* **EXERCISE REQUIREMENTS**
Copy the full set of lines exactly as given.

[Dataset records]

__________________________________________________

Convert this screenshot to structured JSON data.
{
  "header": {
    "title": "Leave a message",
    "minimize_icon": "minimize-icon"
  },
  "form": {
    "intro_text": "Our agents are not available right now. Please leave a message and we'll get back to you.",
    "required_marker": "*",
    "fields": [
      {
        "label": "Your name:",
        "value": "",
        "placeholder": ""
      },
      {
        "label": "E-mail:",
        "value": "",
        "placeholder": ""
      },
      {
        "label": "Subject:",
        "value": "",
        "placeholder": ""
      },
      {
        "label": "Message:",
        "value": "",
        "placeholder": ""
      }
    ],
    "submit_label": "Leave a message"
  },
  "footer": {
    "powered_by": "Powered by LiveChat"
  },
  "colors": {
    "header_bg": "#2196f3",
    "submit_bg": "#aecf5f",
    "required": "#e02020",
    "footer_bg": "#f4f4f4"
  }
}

__________________________________________________

* **EXERCISE RESULT**
Convert this screenshot to structured JSON data.
{
  "header": {
    "title": "Leave a message",
    "minimize_icon": "minimize-icon"
  },
  "form": {
    "intro_text": "Our agents are not available right now. Please leave a message and we'll get back to you.",
    "required_marker": "*",
    "fields": [
      {
        "label": "Your name:",
        "value": "",
        "placeholder": ""
      },
      {
        "label": "E-mail:",
        "value": "",
        "placeholder": ""
      },
      {
        "label": "Subject:",
        "value": "",
        "placeholder": ""
      },
      {
        "label": "Message:",
        "value": "",
        "placeholder": ""
      }
    ],
    "submit_label": "Leave a message"
  },
  "footer": {
    "powered_by": "Powered by LiveChat"
  },
  "colors": {
    "header_bg": "#2196f3",
    "submit_bg": "#aecf5f",
    "required": "#e02020",
    "footer_bg": "#f4f4f4"
  }
}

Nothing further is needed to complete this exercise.